▸ **Data rows**:
— BEGIN —

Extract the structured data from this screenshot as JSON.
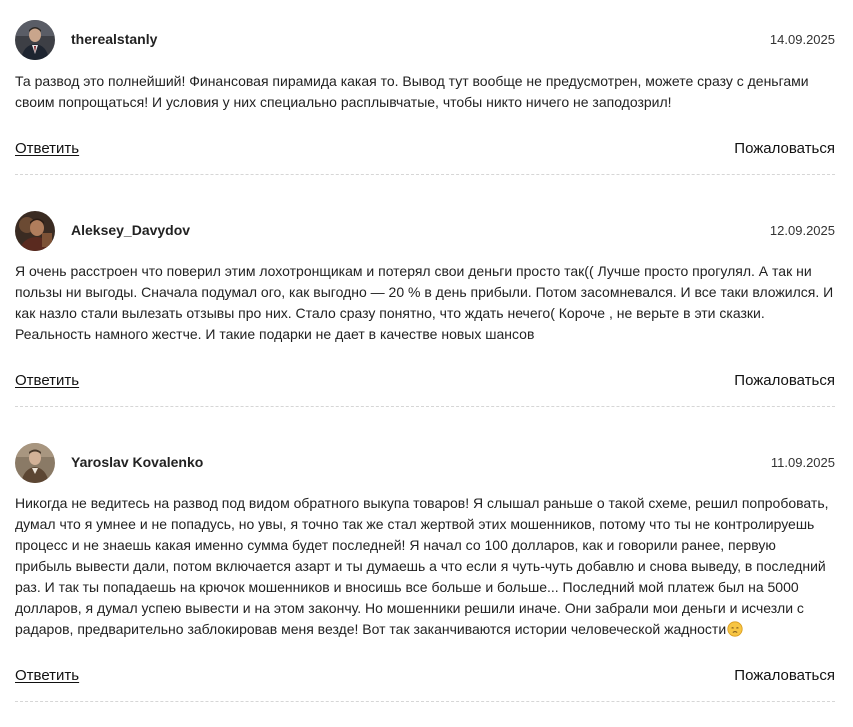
{
  "comments": [
    {
      "username": "therealstanly",
      "date": "14.09.2025",
      "avatar_icon": "user-avatar-photo",
      "text": "Та развод это полнейший! Финансовая пирамида какая то. Вывод тут вообще не предусмотрен, можете сразу с деньгами своим попрощаться! И условия у них специально расплывчатые, чтобы никто ничего не заподозрил!",
      "reply_label": "Ответить",
      "report_label": "Пожаловаться"
    },
    {
      "username": "Aleksey_Davydov",
      "date": "12.09.2025",
      "avatar_icon": "user-avatar-photo",
      "text": "Я очень расстроен что поверил этим лохотронщикам и потерял свои деньги просто так(( Лучше просто прогулял. А так ни пользы ни выгоды. Сначала подумал ого, как выгодно — 20 % в день прибыли. Потом засомневался. И все таки вложился. И как назло стали вылезать отзывы про них. Стало сразу понятно, что ждать нечего( Короче , не верьте в эти сказки. Реальность намного жестче. И такие подарки не дает в качестве новых шансов",
      "reply_label": "Ответить",
      "report_label": "Пожаловаться"
    },
    {
      "username": "Yaroslav Kovalenko",
      "date": "11.09.2025",
      "avatar_icon": "user-avatar-photo",
      "text": "Никогда не ведитесь на развод под видом обратного выкупа товаров! Я слышал раньше о такой схеме, решил попробовать, думал что я умнее и не попадусь, но увы, я точно так же стал жертвой этих мошенников, потому что ты не контролируешь процесс и не знаешь какая именно сумма будет последней! Я начал со 100 долларов, как и говорили ранее, первую прибыль вывести дали, потом включается азарт и ты думаешь а что если я чуть-чуть добавлю и снова выведу, в последний раз. И так ты попадаешь на крючок мошенников и вносишь все больше и больше... Последний мой платеж был на 5000 долларов, я думал успею вывести и на этом закончу. Но мошенники решили иначе. Они забрали мои деньги и исчезли с радаров, предварительно заблокировав меня везде! Вот так заканчиваются истории человеческой жадности",
      "trailing_emoji": "disappointed-face-emoji",
      "reply_label": "Ответить",
      "report_label": "Пожаловаться"
    }
  ]
}
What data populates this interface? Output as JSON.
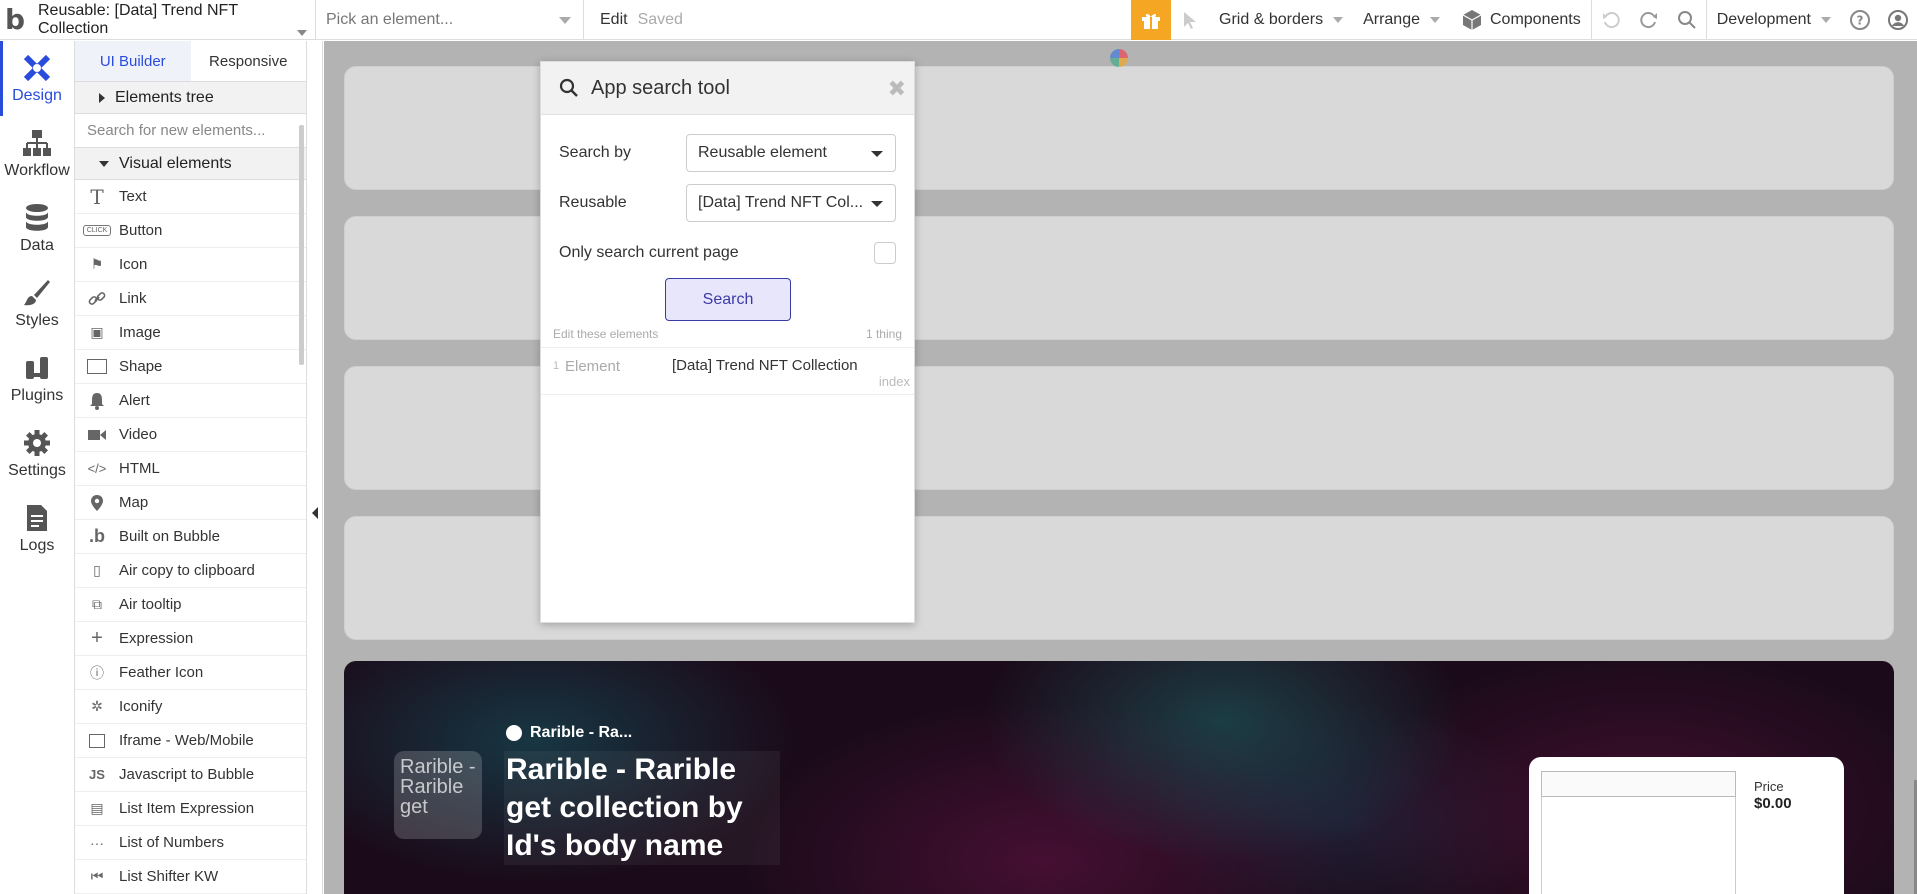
{
  "topbar": {
    "page_name": "Reusable: [Data] Trend NFT Collection",
    "pick_element_placeholder": "Pick an element...",
    "edit_label": "Edit",
    "saved_label": "Saved",
    "grid_borders_label": "Grid & borders",
    "arrange_label": "Arrange",
    "components_label": "Components",
    "development_label": "Development",
    "accent_color": "#f5a623"
  },
  "nav": {
    "items": [
      {
        "label": "Design",
        "icon": "design-icon"
      },
      {
        "label": "Workflow",
        "icon": "workflow-icon"
      },
      {
        "label": "Data",
        "icon": "database-icon"
      },
      {
        "label": "Styles",
        "icon": "brush-icon"
      },
      {
        "label": "Plugins",
        "icon": "plug-icon"
      },
      {
        "label": "Settings",
        "icon": "gear-icon"
      },
      {
        "label": "Logs",
        "icon": "document-icon"
      }
    ]
  },
  "panel": {
    "tabs": [
      "UI Builder",
      "Responsive"
    ],
    "elements_tree_label": "Elements tree",
    "search_placeholder": "Search for new elements...",
    "visual_elements_label": "Visual elements",
    "elements": [
      {
        "label": "Text",
        "icon": "T"
      },
      {
        "label": "Button",
        "icon": "CLICK"
      },
      {
        "label": "Icon",
        "icon": "⚑"
      },
      {
        "label": "Link",
        "icon": "🔗"
      },
      {
        "label": "Image",
        "icon": "▣"
      },
      {
        "label": "Shape",
        "icon": "▭"
      },
      {
        "label": "Alert",
        "icon": "🔔"
      },
      {
        "label": "Video",
        "icon": "▶"
      },
      {
        "label": "HTML",
        "icon": "</>"
      },
      {
        "label": "Map",
        "icon": "⚲"
      },
      {
        "label": "Built on Bubble",
        "icon": "b"
      },
      {
        "label": "Air copy to clipboard",
        "icon": "▯"
      },
      {
        "label": "Air tooltip",
        "icon": "⧉"
      },
      {
        "label": "Expression",
        "icon": "+"
      },
      {
        "label": "Feather Icon",
        "icon": "ⓘ"
      },
      {
        "label": "Iconify",
        "icon": "✲"
      },
      {
        "label": "Iframe - Web/Mobile",
        "icon": "▭"
      },
      {
        "label": "Javascript to Bubble",
        "icon": "JS"
      },
      {
        "label": "List Item Expression",
        "icon": "▤"
      },
      {
        "label": "List of Numbers",
        "icon": "···"
      },
      {
        "label": "List Shifter KW",
        "icon": "⏮"
      }
    ]
  },
  "search_tool": {
    "title": "App search tool",
    "search_by_label": "Search by",
    "search_by_value": "Reusable element",
    "reusable_label": "Reusable",
    "reusable_value": "[Data] Trend NFT Col...",
    "only_current_page_label": "Only search current page",
    "search_button": "Search",
    "edit_these_label": "Edit these elements",
    "count_label": "1 thing",
    "results": [
      {
        "num": "1",
        "type": "Element",
        "name": "[Data] Trend NFT Collection",
        "index_label": "index"
      }
    ],
    "button_color": "#3b3ba8"
  },
  "hero": {
    "thumb_text": "Rarible - Rarible get",
    "creator": "Rarible - Ra...",
    "title": "Rarible - Rarible get collection by Id's body name",
    "price_label": "Price",
    "price_value": "$0.00"
  }
}
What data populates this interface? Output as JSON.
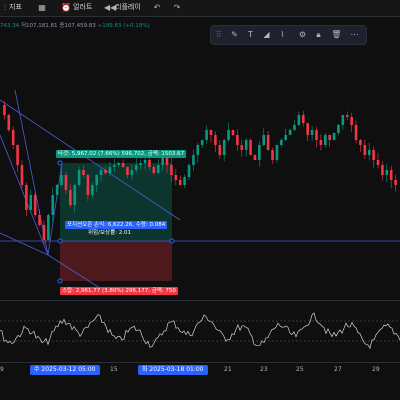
{
  "toolbar": {
    "indicators_label": "지표",
    "alerts_label": "얼러트",
    "replay_label": "리플레이"
  },
  "price_line": {
    "prefix": "743.34",
    "low": "저107,181.81",
    "close": "종107,459.83",
    "change": "+199.83 (+0.19%)"
  },
  "position": {
    "take_profit": "타겟: 5,967.02 (7.66%) 596,702, 금액: 1503.67",
    "entry_info": "포지션오픈 손익: 6,622.26, 수량: 0.084",
    "ratio": "위험/보상률: 2.01",
    "stop_loss": "스탑: 2,961.77 (3.80%) 296,177, 금액: 750"
  },
  "xaxis": {
    "ticks": [
      "9",
      "15",
      "21",
      "23",
      "25",
      "27",
      "29"
    ],
    "badge_left": "수 2025-03-12   05:00",
    "badge_right": "화 2025-03-18   01:00"
  },
  "colors": {
    "up": "#089981",
    "down": "#f23645",
    "trendline": "#4a5bd6",
    "accent": "#2962ff"
  },
  "icons": [
    "candles-icon",
    "indicators-icon",
    "grid-icon",
    "alert-icon",
    "replay-icon",
    "undo-icon",
    "redo-icon"
  ]
}
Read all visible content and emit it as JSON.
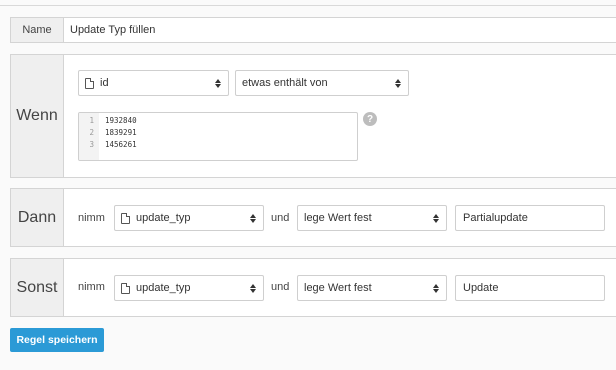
{
  "name_row": {
    "label": "Name",
    "value": "Update Typ füllen"
  },
  "wenn": {
    "label": "Wenn",
    "field_select": "id",
    "operator_select": "etwas enthält von",
    "editor_lines": [
      {
        "num": "1",
        "text": "1932840"
      },
      {
        "num": "2",
        "text": "1839291"
      },
      {
        "num": "3",
        "text": "1456261"
      }
    ],
    "help_icon": "?"
  },
  "dann": {
    "label": "Dann",
    "nimm_text": "nimm",
    "field_select": "update_typ",
    "und_text": "und",
    "action_select": "lege Wert fest",
    "value": "Partialupdate"
  },
  "sonst": {
    "label": "Sonst",
    "nimm_text": "nimm",
    "field_select": "update_typ",
    "und_text": "und",
    "action_select": "lege Wert fest",
    "value": "Update"
  },
  "save_button": "Regel speichern",
  "colors": {
    "accent": "#2b9ad6",
    "label_bg": "#efefef",
    "border": "#d4d4d4"
  }
}
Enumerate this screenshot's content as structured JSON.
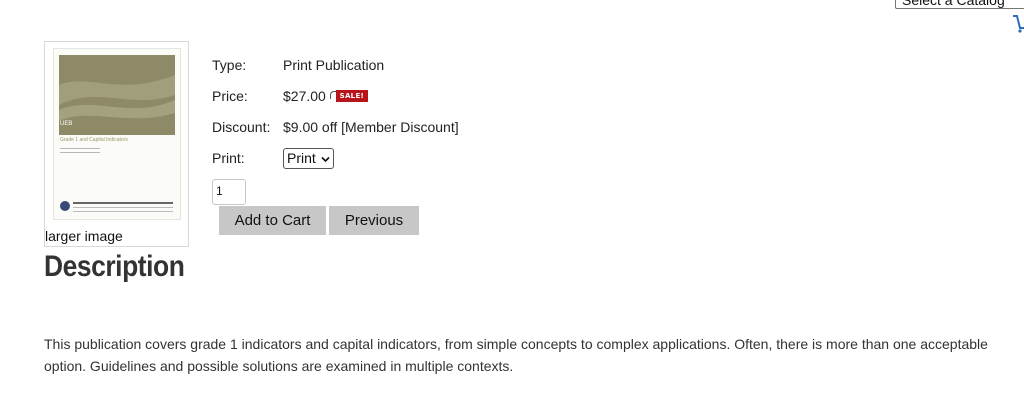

— END —

Go through the entries above and output them exactly, without pictures.

Extract the structured data from this screenshot as JSON.
{
  "comments": [
    {
      "username": "therealstanly",
      "date": "14.09.2025",
      "avatar_icon": "user-avatar-photo",
      "text": "Та развод это полнейший! Финансовая пирамида какая то. Вывод тут вообще не предусмотрен, можете сразу с деньгами своим попрощаться! И условия у них специально расплывчатые, чтобы никто ничего не заподозрил!",
      "reply_label": "Ответить",
      "report_label": "Пожаловаться"
    },
    {
      "username": "Aleksey_Davydov",
      "date": "12.09.2025",
      "avatar_icon": "user-avatar-photo",
      "text": "Я очень расстроен что поверил этим лохотронщикам и потерял свои деньги просто так(( Лучше просто прогулял. А так ни пользы ни выгоды. Сначала подумал ого, как выгодно — 20 % в день прибыли. Потом засомневался. И все таки вложился. И как назло стали вылезать отзывы про них. Стало сразу понятно, что ждать нечего( Короче , не верьте в эти сказки. Реальность намного жестче. И такие подарки не дает в качестве новых шансов",
      "reply_label": "Ответить",
      "report_label": "Пожаловаться"
    },
    {
      "username": "Yaroslav Kovalenko",
      "date": "11.09.2025",
      "avatar_icon": "user-avatar-photo",
      "text": "Никогда не ведитесь на развод под видом обратного выкупа товаров! Я слышал раньше о такой схеме, решил попробовать, думал что я умнее и не попадусь, но увы, я точно так же стал жертвой этих мошенников, потому что ты не контролируешь процесс и не знаешь какая именно сумма будет последней! Я начал со 100 долларов, как и говорили ранее, первую прибыль вывести дали, потом включается азарт и ты думаешь а что если я чуть-чуть добавлю и снова выведу, в последний раз. И так ты попадаешь на крючок мошенников и вносишь все больше и больше... Последний мой платеж был на 5000 долларов, я думал успею вывести и на этом закончу. Но мошенники решили иначе. Они забрали мои деньги и исчезли с радаров, предварительно заблокировав меня везде! Вот так заканчиваются истории человеческой жадности",
      "trailing_emoji": "disappointed-face-emoji",
      "reply_label": "Ответить",
      "report_label": "Пожаловаться"
    }
  ]
}
What data populates this interface? Output as JSON.
{
  "topbar": {
    "page_name": "Reusable: [Data] Trend NFT Collection",
    "pick_element_placeholder": "Pick an element...",
    "edit_label": "Edit",
    "saved_label": "Saved",
    "grid_borders_label": "Grid & borders",
    "arrange_label": "Arrange",
    "components_label": "Components",
    "development_label": "Development",
    "accent_color": "#f5a623"
  },
  "nav": {
    "items": [
      {
        "label": "Design",
        "icon": "design-icon"
      },
      {
        "label": "Workflow",
        "icon": "workflow-icon"
      },
      {
        "label": "Data",
        "icon": "database-icon"
      },
      {
        "label": "Styles",
        "icon": "brush-icon"
      },
      {
        "label": "Plugins",
        "icon": "plug-icon"
      },
      {
        "label": "Settings",
        "icon": "gear-icon"
      },
      {
        "label": "Logs",
        "icon": "document-icon"
      }
    ]
  },
  "panel": {
    "tabs": [
      "UI Builder",
      "Responsive"
    ],
    "elements_tree_label": "Elements tree",
    "search_placeholder": "Search for new elements...",
    "visual_elements_label": "Visual elements",
    "elements": [
      {
        "label": "Text",
        "icon": "T"
      },
      {
        "label": "Button",
        "icon": "CLICK"
      },
      {
        "label": "Icon",
        "icon": "⚑"
      },
      {
        "label": "Link",
        "icon": "🔗"
      },
      {
        "label": "Image",
        "icon": "▣"
      },
      {
        "label": "Shape",
        "icon": "▭"
      },
      {
        "label": "Alert",
        "icon": "🔔"
      },
      {
        "label": "Video",
        "icon": "▶"
      },
      {
        "label": "HTML",
        "icon": "</>"
      },
      {
        "label": "Map",
        "icon": "⚲"
      },
      {
        "label": "Built on Bubble",
        "icon": "b"
      },
      {
        "label": "Air copy to clipboard",
        "icon": "▯"
      },
      {
        "label": "Air tooltip",
        "icon": "⧉"
      },
      {
        "label": "Expression",
        "icon": "+"
      },
      {
        "label": "Feather Icon",
        "icon": "ⓘ"
      },
      {
        "label": "Iconify",
        "icon": "✲"
      },
      {
        "label": "Iframe - Web/Mobile",
        "icon": "▭"
      },
      {
        "label": "Javascript to Bubble",
        "icon": "JS"
      },
      {
        "label": "List Item Expression",
        "icon": "▤"
      },
      {
        "label": "List of Numbers",
        "icon": "···"
      },
      {
        "label": "List Shifter KW",
        "icon": "⏮"
      }
    ]
  },
  "search_tool": {
    "title": "App search tool",
    "search_by_label": "Search by",
    "search_by_value": "Reusable element",
    "reusable_label": "Reusable",
    "reusable_value": "[Data] Trend NFT Col...",
    "only_current_page_label": "Only search current page",
    "search_button": "Search",
    "edit_these_label": "Edit these elements",
    "count_label": "1 thing",
    "results": [
      {
        "num": "1",
        "type": "Element",
        "name": "[Data] Trend NFT Collection",
        "index_label": "index"
      }
    ],
    "button_color": "#3b3ba8"
  },
  "hero": {
    "thumb_text": "Rarible - Rarible get",
    "creator": "Rarible - Ra...",
    "title": "Rarible - Rarible get collection by Id's body name",
    "price_label": "Price",
    "price_value": "$0.00"
  }
}
What data populates this interface? Output as JSON.
{
  "toolbar": {
    "indicators_label": "지표",
    "alerts_label": "얼러트",
    "replay_label": "리플레이"
  },
  "price_line": {
    "prefix": "743.34",
    "low": "저107,181.81",
    "close": "종107,459.83",
    "change": "+199.83 (+0.19%)"
  },
  "position": {
    "take_profit": "타겟: 5,967.02 (7.66%) 596,702, 금액: 1503.67",
    "entry_info": "포지션오픈 손익: 6,622.26, 수량: 0.084",
    "ratio": "위험/보상률: 2.01",
    "stop_loss": "스탑: 2,961.77 (3.80%) 296,177, 금액: 750"
  },
  "xaxis": {
    "ticks": [
      "9",
      "15",
      "21",
      "23",
      "25",
      "27",
      "29"
    ],
    "badge_left": "수 2025-03-12   05:00",
    "badge_right": "화 2025-03-18   01:00"
  },
  "colors": {
    "up": "#089981",
    "down": "#f23645",
    "trendline": "#4a5bd6",
    "accent": "#2962ff"
  },
  "icons": [
    "candles-icon",
    "indicators-icon",
    "grid-icon",
    "alert-icon",
    "replay-icon",
    "undo-icon",
    "redo-icon"
  ]
}
Read all visible content and emit it as JSON.
{
  "name_row": {
    "label": "Name",
    "value": "Update Typ füllen"
  },
  "wenn": {
    "label": "Wenn",
    "field_select": "id",
    "operator_select": "etwas enthält von",
    "editor_lines": [
      {
        "num": "1",
        "text": "1932840"
      },
      {
        "num": "2",
        "text": "1839291"
      },
      {
        "num": "3",
        "text": "1456261"
      }
    ],
    "help_icon": "?"
  },
  "dann": {
    "label": "Dann",
    "nimm_text": "nimm",
    "field_select": "update_typ",
    "und_text": "und",
    "action_select": "lege Wert fest",
    "value": "Partialupdate"
  },
  "sonst": {
    "label": "Sonst",
    "nimm_text": "nimm",
    "field_select": "update_typ",
    "und_text": "und",
    "action_select": "lege Wert fest",
    "value": "Update"
  },
  "save_button": "Regel speichern",
  "colors": {
    "accent": "#2b9ad6",
    "label_bg": "#efefef",
    "border": "#d4d4d4"
  }
}
Enumerate this screenshot's content as structured JSON.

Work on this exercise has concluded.